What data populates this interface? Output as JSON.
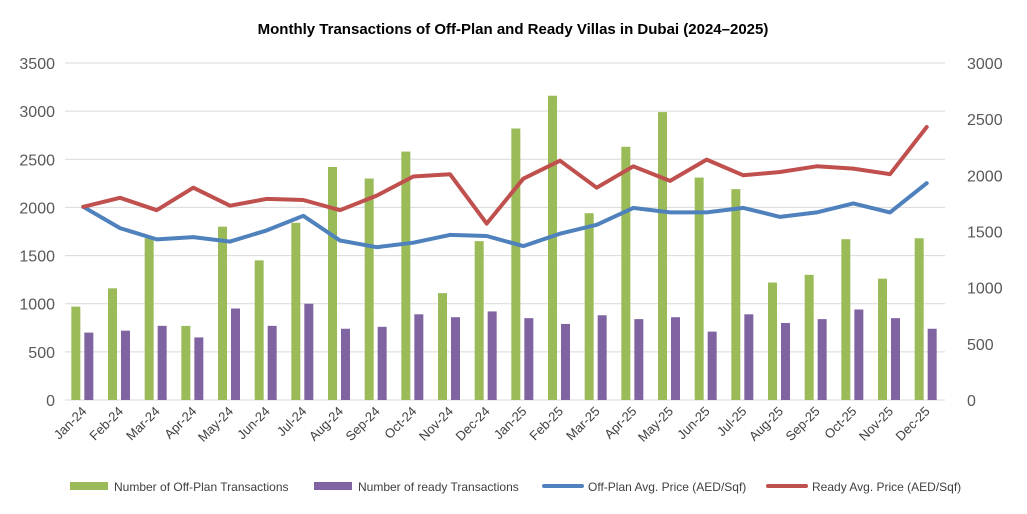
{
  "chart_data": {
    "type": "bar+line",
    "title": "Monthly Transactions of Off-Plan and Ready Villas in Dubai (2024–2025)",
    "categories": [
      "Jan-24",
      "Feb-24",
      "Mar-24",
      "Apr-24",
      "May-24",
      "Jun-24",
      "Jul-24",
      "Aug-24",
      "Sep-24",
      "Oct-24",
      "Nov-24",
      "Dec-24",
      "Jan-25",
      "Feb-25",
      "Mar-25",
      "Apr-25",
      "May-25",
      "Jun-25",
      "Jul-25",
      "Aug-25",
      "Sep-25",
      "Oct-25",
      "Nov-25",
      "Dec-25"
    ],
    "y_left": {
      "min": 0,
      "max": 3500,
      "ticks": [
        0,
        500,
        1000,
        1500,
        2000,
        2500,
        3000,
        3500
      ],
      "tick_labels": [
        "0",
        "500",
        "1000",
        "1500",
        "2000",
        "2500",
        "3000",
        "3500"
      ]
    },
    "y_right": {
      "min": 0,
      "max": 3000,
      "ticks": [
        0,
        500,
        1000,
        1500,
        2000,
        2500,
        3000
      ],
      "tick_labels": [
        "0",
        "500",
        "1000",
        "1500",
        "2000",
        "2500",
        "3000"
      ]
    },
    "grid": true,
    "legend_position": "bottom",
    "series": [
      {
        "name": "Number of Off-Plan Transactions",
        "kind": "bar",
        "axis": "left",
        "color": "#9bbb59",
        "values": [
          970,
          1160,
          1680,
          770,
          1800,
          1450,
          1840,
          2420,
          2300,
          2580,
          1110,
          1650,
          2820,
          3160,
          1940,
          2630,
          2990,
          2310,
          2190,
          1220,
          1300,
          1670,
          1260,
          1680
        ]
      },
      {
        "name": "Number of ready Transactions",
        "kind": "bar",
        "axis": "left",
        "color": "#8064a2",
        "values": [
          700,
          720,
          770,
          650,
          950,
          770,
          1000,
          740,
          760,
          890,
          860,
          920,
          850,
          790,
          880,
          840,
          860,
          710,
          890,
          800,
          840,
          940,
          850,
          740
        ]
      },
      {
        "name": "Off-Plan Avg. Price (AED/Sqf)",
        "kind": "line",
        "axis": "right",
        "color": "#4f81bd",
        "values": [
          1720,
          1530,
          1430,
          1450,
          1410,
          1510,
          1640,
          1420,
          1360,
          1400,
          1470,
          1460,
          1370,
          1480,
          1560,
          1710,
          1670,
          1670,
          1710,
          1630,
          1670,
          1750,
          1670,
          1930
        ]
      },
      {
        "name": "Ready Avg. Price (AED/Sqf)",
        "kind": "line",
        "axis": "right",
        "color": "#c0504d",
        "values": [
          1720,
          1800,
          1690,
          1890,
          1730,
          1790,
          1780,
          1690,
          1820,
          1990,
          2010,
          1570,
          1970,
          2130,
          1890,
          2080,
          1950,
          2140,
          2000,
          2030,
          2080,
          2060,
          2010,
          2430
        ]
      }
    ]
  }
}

**Set exercise**
Lines containing "name" are to be counted. State the total and add nothing.

**Solution for this exercise**
4